[Begin INPUT MATERIAL]

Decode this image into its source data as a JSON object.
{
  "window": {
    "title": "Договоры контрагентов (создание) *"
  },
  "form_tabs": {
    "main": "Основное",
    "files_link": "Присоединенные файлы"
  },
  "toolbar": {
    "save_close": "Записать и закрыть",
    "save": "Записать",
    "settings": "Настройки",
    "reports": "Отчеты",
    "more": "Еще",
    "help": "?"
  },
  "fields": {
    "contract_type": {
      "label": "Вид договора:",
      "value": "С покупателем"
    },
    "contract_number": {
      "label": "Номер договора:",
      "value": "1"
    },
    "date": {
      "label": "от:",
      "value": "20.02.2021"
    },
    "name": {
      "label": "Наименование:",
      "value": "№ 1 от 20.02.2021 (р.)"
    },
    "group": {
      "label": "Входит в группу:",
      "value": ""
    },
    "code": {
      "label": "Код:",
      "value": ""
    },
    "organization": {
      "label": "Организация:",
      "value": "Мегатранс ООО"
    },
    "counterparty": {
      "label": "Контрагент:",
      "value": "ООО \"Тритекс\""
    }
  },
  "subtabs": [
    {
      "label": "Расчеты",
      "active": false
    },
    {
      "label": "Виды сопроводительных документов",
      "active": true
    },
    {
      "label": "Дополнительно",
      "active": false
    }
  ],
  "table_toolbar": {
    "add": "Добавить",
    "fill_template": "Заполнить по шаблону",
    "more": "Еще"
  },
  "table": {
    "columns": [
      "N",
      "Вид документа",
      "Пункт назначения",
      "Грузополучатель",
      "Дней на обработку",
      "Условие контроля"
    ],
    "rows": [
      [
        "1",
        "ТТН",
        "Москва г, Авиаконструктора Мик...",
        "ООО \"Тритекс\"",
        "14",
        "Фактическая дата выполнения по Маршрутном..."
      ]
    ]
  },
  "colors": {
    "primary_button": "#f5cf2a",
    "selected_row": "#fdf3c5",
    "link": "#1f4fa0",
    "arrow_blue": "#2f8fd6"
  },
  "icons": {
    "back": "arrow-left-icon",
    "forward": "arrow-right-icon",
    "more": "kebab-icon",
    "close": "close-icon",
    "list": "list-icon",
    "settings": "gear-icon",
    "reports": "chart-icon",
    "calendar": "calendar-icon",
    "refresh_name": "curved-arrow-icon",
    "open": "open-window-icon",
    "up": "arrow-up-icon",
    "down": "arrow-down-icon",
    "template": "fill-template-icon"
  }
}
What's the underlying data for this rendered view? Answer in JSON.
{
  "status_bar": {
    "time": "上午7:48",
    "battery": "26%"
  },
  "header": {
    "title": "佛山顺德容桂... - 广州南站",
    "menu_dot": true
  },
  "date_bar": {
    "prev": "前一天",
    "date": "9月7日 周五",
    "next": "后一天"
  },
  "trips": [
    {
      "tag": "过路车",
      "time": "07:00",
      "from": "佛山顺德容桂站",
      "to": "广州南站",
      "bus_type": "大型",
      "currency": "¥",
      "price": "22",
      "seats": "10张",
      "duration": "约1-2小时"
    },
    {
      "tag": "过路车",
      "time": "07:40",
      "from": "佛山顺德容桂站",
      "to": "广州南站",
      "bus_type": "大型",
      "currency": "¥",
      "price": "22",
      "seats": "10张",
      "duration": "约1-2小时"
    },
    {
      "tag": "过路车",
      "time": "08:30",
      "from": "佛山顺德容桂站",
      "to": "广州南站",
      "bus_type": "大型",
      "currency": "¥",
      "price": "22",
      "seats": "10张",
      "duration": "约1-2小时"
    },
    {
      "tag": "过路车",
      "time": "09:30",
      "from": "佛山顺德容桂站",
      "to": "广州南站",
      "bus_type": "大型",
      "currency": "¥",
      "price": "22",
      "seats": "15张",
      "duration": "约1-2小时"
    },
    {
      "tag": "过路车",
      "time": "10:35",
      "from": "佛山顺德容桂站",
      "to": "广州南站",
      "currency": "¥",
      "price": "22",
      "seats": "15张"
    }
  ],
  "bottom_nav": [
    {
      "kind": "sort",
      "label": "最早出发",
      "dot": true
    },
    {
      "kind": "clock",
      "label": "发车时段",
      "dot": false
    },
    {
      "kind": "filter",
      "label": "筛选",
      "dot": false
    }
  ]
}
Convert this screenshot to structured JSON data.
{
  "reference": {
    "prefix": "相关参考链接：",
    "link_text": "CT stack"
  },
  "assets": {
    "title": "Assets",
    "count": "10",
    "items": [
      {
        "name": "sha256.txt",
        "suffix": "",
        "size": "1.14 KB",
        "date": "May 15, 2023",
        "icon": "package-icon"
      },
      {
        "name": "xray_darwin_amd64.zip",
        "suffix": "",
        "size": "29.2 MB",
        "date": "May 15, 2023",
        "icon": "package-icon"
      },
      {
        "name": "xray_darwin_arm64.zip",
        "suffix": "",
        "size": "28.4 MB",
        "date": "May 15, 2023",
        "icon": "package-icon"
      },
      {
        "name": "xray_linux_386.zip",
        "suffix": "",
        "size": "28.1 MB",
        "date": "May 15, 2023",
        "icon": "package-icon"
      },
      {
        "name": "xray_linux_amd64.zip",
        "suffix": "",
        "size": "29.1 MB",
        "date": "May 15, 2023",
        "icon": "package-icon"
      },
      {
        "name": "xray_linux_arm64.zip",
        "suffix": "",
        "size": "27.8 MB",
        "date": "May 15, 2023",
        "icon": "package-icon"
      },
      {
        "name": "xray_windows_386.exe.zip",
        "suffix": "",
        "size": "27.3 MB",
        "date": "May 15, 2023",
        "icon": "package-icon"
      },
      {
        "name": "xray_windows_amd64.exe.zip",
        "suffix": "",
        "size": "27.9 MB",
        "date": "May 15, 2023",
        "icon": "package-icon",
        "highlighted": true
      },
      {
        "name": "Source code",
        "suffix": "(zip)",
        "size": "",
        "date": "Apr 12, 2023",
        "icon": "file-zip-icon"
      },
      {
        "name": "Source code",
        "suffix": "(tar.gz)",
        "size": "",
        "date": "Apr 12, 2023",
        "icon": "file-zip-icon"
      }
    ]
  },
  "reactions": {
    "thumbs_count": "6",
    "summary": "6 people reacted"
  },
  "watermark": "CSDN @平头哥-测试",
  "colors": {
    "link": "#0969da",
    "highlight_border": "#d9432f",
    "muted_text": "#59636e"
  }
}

[End INPUT MATERIAL]

JOB - Gather from the data above every line with the string "true".

WRITTEN RESPONSE -
      "active": true
    "menu_dot": true
      "dot": true
        "highlighted": true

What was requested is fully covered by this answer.